There are a lot of factors that can drive the foot-in-the-door phenomenon depending on context, but at its core is an idea that Robert Cialdini calls “commitment and consistency.” Essentially, a homeowner or customer’s first action serves as a point of commitment to a behavior or attitude. When it is time to make the second decision (e.g. to place a large sign on your lawn or to purchase something online), the fact that your customer has already committed (even in a costless way) to the first action leads them to feel a need to be consistent with that commitment.

An important consequence of this mechanism is that the first action must be voluntary: if a customer is forced to do something, it will not serve as a foot-in-the-door because they do not feel a need to be consistent with it.

Naturally a number of other factors will affect the strength of foot-in-the-door as well. For example, if the first action is more public or visible, if it was more personally relevant, or if was expensive (in money, time, etc), customers will be more likely to commit to it.

If I Did it I’ll Do it Again

Because past behavior is such a strong first step for a foot-in-the-door effect, anything that draws customers’ attention to relevant past actions has the potential to open the door. One of the most obvious implications is that reminding returning customers of their previous purchases can be very powerful. This can come in a couple of forms.

One example would be a sidebar that shows either a list or a tally of previous purchases. This feature could be designed to “help customers keep track of past purchases” or to encourage them to rate products, but it would also serve to reinforce their relationship with your website as a place where they go to buy things. “I’ve bought these things from here before, so I must trust the site enough to buy again.” (Potentially, such a sidebar could even be designed to gamify how customers add new purchases to the list.)

A second approach would be to strengthen the message accompanying a recommendation engine. To use examples from Amazon, recommendations ought to use fewer messages like “Recommended for you” and more messages like “Customers who bought this item also bought.” General recommendation pages may also evoke specific past purchases: “If you liked X, then you’ll also like Y.”

Another approach might be to entice a customer to add something to their cart in order to jump-start their willingness to shop. For example, when a customer arrives on the site, they may be greeted with a message and a choice: “Welcome to our website! Please choose a free gift…” This approach not only encourages customers to engage with a product and with their cart, but it also leverages reciprocity.

9-freegiftAsk Me Anything

It is also important to note that the foot-in-the-door effect is not limited to behaviors that are similar to the behavior you are hoping to create. In the Freedman and Fraser study, while they found that asking for similar behaviors (i.e. agreeing to a small sign and to a big sign) produced a 76% compliance rate, they also found that asking for an initial behavior that was not the same (i.e. signing a petition or agreeing to a small sign that advocated a different cause) still led to a 48% compliance rate.

◆ **Source information**

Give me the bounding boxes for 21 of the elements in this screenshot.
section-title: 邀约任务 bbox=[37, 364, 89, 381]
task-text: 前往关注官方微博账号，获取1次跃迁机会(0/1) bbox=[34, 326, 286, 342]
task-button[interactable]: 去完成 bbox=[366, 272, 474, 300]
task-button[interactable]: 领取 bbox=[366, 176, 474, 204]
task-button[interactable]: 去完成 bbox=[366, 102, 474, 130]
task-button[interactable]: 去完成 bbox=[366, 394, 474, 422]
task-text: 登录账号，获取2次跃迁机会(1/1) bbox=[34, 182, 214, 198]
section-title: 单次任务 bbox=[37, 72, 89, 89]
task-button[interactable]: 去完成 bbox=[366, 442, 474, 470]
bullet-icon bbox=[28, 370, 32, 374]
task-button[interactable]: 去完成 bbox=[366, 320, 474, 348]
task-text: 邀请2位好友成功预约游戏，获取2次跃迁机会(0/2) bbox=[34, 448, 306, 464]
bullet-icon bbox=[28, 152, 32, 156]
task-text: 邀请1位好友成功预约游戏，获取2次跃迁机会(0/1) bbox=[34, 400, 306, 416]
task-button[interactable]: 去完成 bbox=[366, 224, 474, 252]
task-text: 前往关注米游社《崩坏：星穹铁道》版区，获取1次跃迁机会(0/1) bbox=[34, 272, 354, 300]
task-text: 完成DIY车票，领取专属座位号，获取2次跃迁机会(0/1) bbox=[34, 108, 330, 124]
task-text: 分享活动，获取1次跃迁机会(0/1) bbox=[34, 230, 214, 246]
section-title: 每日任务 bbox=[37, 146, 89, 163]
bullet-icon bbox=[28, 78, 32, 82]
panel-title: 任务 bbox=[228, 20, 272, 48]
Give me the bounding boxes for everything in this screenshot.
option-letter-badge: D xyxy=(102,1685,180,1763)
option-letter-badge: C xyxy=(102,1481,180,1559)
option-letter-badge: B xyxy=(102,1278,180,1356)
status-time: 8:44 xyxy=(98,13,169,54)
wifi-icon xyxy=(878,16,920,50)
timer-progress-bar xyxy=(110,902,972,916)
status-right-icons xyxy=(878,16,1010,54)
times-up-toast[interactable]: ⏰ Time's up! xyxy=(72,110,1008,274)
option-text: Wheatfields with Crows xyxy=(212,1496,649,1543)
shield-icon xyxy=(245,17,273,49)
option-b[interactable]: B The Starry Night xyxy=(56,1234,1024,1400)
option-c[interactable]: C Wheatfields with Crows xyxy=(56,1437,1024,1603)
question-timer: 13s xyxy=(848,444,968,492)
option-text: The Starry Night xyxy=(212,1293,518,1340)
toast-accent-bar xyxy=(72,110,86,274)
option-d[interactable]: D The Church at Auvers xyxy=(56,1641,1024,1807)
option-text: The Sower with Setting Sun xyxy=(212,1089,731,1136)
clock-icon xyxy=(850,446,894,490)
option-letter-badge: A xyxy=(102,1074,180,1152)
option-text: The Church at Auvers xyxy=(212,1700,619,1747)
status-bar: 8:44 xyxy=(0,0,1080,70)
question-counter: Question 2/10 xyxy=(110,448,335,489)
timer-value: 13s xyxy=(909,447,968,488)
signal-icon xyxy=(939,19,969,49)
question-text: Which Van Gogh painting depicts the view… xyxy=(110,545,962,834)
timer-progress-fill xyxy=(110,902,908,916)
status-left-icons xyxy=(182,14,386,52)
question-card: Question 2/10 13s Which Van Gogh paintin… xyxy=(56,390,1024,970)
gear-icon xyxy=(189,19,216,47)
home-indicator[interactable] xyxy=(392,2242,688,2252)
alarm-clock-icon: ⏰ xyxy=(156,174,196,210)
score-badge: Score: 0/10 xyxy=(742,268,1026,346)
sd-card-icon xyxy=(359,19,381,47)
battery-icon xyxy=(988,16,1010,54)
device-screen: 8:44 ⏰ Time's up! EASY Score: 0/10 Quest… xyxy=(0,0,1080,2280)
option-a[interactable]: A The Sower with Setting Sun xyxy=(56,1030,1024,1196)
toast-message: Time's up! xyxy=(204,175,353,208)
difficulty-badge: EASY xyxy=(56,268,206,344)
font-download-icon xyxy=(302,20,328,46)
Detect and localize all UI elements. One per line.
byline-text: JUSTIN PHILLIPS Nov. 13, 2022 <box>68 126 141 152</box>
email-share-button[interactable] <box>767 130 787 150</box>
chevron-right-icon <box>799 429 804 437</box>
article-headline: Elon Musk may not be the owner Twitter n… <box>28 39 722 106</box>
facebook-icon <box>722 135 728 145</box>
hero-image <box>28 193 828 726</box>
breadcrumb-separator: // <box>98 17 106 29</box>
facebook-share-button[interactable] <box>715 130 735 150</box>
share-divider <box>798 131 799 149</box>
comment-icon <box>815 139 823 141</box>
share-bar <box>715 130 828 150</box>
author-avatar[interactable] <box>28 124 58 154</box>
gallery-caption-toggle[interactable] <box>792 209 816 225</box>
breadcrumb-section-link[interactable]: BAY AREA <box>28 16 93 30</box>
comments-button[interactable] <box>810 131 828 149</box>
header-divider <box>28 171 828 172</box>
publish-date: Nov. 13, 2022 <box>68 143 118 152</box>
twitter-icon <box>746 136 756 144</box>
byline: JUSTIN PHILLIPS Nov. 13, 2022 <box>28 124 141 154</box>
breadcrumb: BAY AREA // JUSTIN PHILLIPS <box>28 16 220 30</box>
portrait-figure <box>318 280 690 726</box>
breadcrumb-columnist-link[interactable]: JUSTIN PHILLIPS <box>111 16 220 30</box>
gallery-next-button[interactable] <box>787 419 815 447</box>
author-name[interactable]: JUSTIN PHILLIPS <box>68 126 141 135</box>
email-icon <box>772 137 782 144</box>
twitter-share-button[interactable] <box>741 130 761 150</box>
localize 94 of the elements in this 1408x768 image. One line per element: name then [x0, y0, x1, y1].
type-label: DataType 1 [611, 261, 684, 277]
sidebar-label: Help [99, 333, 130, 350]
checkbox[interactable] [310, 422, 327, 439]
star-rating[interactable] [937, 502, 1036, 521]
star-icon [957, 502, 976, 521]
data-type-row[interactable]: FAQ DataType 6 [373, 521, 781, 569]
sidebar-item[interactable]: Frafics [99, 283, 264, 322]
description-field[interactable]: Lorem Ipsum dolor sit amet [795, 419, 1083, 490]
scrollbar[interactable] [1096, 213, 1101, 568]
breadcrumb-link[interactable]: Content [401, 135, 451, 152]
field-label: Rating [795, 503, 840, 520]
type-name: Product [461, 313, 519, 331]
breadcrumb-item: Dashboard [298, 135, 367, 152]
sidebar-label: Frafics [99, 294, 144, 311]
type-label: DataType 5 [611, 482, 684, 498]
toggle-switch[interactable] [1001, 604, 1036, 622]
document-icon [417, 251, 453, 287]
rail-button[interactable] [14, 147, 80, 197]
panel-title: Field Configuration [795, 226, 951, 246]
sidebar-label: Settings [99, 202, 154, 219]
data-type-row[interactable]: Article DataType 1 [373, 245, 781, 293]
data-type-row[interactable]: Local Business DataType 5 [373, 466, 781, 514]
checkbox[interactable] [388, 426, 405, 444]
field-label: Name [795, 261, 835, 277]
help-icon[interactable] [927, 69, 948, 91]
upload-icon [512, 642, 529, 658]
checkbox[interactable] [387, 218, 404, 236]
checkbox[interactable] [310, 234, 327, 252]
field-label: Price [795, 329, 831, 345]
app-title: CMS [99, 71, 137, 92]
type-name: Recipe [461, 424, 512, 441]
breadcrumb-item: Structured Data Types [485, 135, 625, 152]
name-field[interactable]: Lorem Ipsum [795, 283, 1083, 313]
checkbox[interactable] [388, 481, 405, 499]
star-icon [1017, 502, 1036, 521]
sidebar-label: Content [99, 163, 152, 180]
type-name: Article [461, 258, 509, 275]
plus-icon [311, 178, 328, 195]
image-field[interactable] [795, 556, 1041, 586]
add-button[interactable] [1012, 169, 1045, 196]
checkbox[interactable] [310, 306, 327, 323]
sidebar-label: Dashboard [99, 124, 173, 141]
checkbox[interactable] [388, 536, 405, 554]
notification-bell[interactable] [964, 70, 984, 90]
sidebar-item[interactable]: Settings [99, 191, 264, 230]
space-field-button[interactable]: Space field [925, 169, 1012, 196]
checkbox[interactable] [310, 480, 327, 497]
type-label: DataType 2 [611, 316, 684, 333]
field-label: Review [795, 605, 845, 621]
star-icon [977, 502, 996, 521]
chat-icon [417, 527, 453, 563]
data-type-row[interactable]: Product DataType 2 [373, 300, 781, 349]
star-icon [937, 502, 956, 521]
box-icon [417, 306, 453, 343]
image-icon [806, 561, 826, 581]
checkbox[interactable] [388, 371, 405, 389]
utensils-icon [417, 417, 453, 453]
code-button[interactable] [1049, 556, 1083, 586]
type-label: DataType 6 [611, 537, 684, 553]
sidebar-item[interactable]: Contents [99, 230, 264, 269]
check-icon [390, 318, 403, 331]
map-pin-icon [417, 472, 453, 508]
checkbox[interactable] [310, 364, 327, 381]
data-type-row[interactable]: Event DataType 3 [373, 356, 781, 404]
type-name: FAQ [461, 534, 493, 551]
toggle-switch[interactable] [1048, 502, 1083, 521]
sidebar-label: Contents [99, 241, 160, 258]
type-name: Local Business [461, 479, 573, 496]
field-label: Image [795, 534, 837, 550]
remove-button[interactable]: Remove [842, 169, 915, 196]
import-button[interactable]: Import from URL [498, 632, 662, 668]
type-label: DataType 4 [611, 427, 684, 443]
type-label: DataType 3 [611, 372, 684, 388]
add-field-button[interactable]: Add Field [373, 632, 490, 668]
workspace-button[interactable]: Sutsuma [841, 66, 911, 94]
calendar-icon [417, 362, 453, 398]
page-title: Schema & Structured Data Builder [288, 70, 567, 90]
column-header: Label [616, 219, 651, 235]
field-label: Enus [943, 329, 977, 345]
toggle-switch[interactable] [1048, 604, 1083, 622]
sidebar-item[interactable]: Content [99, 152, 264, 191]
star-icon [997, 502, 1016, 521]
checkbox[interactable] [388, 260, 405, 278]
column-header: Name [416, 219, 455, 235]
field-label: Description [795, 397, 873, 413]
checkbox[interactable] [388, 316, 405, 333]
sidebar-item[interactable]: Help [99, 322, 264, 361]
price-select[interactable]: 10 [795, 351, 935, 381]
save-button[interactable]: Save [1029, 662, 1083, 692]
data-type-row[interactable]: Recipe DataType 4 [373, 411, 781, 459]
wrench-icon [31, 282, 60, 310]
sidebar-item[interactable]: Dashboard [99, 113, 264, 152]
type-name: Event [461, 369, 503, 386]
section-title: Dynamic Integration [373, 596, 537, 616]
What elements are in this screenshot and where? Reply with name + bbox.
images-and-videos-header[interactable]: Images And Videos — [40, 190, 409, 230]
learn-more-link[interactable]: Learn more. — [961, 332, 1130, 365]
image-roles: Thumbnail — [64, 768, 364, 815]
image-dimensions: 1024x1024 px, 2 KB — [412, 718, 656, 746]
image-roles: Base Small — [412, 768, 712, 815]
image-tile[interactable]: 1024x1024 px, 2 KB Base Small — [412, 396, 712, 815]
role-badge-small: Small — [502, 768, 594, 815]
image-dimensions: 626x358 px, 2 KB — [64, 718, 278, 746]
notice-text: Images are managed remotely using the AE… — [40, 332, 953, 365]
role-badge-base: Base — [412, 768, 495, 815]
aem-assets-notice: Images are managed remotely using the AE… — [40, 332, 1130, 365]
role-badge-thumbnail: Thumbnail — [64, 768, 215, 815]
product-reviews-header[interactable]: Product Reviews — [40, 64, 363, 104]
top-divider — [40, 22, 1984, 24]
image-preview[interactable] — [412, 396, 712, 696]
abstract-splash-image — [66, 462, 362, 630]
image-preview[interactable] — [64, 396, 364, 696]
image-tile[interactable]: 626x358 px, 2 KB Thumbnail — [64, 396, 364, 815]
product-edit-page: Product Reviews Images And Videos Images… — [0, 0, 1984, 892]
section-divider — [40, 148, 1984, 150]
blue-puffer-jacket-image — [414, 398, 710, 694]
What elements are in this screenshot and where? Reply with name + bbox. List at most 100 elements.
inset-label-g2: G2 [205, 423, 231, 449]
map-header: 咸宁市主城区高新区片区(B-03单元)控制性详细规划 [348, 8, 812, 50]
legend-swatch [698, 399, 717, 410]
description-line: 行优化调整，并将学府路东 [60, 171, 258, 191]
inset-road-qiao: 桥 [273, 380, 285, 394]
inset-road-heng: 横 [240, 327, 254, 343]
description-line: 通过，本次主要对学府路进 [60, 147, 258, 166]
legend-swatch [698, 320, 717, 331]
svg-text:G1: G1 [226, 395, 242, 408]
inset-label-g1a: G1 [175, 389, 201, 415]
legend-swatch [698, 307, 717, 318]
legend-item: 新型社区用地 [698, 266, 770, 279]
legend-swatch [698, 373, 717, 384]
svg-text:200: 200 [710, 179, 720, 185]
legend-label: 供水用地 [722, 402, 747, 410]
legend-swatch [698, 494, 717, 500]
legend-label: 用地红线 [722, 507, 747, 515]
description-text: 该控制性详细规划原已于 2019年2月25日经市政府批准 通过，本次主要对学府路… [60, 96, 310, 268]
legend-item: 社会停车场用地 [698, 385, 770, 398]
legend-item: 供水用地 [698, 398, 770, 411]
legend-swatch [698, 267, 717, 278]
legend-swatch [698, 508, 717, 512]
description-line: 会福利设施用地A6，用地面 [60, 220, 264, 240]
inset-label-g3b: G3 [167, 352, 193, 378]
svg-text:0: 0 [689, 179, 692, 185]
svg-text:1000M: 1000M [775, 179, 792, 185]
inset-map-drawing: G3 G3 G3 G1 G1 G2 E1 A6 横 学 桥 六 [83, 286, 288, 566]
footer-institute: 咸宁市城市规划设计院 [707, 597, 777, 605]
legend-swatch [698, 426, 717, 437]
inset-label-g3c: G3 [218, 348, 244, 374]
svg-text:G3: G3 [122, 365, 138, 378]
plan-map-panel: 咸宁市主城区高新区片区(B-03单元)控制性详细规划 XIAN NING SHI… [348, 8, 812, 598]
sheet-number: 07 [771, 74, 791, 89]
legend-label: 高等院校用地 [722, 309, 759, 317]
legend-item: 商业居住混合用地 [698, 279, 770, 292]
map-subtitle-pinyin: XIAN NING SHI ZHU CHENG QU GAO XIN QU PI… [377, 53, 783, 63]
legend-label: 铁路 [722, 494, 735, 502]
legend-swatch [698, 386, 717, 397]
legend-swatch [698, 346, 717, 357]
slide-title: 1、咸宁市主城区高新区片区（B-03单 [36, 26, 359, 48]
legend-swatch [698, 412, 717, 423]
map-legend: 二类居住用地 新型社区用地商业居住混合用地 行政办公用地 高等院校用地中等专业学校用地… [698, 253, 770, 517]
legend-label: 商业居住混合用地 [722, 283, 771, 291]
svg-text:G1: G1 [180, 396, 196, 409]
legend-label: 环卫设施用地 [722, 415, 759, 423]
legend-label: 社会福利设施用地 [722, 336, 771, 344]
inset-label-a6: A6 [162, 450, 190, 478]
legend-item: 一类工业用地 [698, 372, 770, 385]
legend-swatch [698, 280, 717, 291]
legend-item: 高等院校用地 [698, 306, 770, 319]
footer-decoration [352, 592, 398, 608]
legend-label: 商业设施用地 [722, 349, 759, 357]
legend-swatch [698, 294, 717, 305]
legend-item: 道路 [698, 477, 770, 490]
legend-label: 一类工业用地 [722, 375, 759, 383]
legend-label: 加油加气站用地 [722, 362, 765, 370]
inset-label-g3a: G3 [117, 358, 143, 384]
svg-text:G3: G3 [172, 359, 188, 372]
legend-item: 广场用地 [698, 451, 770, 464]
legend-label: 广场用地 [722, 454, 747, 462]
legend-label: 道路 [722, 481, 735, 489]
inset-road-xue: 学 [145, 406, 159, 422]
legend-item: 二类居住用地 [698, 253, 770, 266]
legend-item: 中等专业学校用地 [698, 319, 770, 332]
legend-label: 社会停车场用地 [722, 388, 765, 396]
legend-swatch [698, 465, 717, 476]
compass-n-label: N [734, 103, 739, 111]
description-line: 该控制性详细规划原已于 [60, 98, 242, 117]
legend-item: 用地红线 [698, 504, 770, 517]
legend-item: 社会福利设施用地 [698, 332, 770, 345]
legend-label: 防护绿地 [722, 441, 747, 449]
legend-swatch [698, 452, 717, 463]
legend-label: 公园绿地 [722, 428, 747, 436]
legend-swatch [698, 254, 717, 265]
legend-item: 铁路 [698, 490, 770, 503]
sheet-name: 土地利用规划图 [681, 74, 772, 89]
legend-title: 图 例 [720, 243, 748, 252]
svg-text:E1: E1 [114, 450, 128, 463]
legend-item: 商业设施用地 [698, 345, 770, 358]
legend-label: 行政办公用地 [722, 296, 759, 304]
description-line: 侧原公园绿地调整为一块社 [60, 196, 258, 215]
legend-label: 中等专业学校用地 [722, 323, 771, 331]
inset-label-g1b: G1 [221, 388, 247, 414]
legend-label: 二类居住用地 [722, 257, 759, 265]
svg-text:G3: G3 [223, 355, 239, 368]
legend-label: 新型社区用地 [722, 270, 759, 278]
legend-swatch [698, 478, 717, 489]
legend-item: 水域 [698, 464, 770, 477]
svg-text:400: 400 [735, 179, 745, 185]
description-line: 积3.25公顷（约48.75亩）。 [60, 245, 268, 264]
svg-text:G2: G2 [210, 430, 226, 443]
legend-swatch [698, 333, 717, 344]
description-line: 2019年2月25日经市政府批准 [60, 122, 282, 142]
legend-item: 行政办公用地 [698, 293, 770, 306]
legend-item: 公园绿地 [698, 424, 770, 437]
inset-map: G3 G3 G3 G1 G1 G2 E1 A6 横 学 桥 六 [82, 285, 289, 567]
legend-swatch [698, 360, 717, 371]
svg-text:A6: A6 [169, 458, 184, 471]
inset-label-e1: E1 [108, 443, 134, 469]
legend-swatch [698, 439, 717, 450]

◆ **Action item**
Continue the text on the foot-in-the-door effect in online retail, beginning after its final sentence.

◆ **Response below**
This suggests that a foot-in-the-door effect can be created by prompting visitors for input other than purchases. For example, simple and costless calls to action can lead your customer to start engaging with your site, which may serve as a foot-in-the-door for engaging with the products. Just ask them a question or prompt them to click on something, just try to make it risk free, fun, and maybe a little meaningful. For example, asking your customers about their preferences (like Netflix does for new accounts) might serve as a valuable way to get a recommendation engine started (or to design messages for customers with no purchase histories: “If you like action movies, then you will like…”), but getting them to tell you what they like (or want) may also serve to get a foot-in-the-door.

Conversions Aren’t Everything

Up to this point, the focus of this post has been on encouraging purchasing behavior by first getting customers to do something with your site, but the foot-in-the-door effect is perhaps even better suited to encouraging relatively more costless behaviors. For example, if you have a mailing list that you want visitors to join or a source of content marketing you want them to view, prompt them with a simple pop-up or banner question. If they respond (or when they respond depending on how you set it up), prompt them to sign-up or follow a link with the understanding that doing so would be consistent with the opinion they just expressed. The content-sharing site Upworthy had implemented pop-ups that did exactly this:


  1. Get customers to voluntarily do something small for you in order to make them more likely to do something big for you later.
  2. Get them to express their opinions, values, or preferences (either by asking or by observing), and then remind them of these as they shop.

Guest post by Stanford’s Alex DePaoli

Follow him @AlexDePaoli.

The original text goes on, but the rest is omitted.